Check each line of the records below and collect those holding "Peak".
§ §
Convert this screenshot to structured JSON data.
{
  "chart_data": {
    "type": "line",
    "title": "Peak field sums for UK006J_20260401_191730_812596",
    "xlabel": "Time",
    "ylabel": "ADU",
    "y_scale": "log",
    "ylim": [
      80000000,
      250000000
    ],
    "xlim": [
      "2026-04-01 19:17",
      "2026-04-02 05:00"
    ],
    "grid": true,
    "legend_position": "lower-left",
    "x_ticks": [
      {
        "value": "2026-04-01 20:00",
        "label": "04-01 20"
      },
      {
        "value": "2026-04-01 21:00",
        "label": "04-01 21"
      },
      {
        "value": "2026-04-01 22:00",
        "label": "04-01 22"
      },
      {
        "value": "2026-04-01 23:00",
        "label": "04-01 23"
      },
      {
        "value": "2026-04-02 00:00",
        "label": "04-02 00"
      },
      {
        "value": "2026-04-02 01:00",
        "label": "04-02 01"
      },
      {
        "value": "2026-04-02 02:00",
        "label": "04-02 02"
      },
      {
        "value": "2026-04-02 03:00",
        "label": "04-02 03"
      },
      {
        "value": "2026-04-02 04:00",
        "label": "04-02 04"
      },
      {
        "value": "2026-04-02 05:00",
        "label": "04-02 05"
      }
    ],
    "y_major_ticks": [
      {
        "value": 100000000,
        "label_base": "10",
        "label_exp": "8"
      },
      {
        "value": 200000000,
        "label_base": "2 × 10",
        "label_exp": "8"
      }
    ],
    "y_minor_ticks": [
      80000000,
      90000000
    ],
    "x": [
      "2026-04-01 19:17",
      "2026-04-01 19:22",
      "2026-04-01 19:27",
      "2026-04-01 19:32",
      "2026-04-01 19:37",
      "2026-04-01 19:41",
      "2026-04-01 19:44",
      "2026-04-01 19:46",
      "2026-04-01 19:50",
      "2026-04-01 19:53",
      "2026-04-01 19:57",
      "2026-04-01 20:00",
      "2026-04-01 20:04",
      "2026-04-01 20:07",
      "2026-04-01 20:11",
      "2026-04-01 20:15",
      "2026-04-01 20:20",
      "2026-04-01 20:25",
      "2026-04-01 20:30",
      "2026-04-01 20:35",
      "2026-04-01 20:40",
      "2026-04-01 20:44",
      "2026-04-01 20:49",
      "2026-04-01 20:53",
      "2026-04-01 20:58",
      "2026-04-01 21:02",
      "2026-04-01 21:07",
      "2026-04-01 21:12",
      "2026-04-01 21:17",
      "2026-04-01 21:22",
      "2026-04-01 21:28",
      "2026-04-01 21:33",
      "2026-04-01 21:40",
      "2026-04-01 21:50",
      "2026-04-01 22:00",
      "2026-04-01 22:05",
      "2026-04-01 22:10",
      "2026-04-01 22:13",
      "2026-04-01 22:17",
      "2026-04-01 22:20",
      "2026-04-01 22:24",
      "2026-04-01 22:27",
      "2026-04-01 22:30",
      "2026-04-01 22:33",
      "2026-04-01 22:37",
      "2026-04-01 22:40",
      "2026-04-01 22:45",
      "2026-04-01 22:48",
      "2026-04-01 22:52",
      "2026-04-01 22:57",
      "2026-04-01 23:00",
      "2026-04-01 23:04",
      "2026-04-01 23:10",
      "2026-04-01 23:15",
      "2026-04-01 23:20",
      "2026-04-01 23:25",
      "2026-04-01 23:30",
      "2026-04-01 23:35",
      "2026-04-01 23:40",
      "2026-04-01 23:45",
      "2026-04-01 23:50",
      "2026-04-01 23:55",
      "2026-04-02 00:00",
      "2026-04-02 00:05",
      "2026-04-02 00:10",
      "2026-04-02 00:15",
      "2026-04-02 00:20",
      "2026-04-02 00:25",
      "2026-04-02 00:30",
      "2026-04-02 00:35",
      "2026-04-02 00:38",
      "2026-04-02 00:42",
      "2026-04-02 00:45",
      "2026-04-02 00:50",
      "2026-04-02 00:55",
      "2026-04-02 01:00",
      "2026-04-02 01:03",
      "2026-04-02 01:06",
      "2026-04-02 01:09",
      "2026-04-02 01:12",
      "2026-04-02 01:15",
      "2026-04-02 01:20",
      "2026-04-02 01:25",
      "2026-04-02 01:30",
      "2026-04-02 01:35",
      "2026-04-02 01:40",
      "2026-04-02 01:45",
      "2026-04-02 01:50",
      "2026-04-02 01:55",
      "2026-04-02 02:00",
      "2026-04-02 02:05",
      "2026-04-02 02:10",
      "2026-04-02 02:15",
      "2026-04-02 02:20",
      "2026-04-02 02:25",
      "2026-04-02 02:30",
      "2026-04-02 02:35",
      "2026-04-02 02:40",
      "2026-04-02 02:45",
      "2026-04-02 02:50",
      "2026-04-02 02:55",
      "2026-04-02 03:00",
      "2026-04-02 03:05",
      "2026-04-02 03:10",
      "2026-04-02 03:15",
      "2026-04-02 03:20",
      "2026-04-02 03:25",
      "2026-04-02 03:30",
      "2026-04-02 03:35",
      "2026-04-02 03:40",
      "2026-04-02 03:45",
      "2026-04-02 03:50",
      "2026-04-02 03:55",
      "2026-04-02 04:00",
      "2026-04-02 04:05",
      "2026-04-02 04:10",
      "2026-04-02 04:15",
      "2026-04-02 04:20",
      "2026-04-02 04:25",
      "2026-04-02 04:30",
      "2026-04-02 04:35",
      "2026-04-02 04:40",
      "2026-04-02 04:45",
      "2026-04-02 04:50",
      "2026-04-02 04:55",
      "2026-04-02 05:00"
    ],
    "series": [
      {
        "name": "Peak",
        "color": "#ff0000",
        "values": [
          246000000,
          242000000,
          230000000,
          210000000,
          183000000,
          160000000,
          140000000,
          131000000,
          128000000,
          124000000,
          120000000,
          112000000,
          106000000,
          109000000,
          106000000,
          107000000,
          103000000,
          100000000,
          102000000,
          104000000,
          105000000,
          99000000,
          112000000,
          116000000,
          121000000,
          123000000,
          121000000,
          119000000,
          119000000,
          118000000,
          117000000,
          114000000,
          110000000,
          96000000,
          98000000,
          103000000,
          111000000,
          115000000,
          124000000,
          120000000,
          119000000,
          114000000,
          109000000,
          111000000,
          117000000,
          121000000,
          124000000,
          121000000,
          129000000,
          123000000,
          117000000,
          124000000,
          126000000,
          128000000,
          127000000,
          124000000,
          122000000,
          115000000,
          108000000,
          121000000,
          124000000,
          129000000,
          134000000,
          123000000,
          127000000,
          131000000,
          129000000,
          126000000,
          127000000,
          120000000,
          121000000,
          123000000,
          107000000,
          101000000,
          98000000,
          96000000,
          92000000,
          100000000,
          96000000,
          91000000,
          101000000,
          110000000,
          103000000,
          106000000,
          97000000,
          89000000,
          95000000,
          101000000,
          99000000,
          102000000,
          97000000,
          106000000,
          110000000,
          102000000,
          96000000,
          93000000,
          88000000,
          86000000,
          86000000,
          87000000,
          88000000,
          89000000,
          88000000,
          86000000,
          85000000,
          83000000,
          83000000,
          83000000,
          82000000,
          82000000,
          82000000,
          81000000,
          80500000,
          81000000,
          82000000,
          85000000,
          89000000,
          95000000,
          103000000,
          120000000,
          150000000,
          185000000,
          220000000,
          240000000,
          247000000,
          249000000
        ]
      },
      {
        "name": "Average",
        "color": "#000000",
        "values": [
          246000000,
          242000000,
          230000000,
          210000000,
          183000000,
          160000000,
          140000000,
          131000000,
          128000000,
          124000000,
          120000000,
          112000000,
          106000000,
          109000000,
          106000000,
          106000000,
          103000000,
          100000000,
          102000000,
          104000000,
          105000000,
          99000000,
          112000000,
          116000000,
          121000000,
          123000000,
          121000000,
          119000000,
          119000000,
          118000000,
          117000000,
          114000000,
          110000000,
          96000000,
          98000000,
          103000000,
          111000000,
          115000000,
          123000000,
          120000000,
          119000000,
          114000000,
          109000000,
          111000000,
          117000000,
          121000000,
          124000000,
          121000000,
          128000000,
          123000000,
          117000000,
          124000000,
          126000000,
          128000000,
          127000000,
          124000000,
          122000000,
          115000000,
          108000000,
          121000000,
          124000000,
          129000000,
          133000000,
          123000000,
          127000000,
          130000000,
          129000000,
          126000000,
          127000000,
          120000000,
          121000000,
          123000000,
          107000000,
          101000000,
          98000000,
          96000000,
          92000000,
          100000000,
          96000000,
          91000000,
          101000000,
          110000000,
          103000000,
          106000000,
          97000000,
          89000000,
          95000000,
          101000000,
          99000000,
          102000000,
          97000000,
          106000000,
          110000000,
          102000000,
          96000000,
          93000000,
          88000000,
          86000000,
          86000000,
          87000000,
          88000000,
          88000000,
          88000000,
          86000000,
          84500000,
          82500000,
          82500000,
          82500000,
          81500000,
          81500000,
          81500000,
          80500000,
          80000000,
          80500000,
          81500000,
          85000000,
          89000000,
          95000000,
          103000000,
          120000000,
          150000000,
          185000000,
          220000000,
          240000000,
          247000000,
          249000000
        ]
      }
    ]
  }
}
§ §
■ **ANSWER TO THIS EXERCISE**
    "title": "Peak field sums for UK006J_20260401_191730_812596",
        "name": "Peak",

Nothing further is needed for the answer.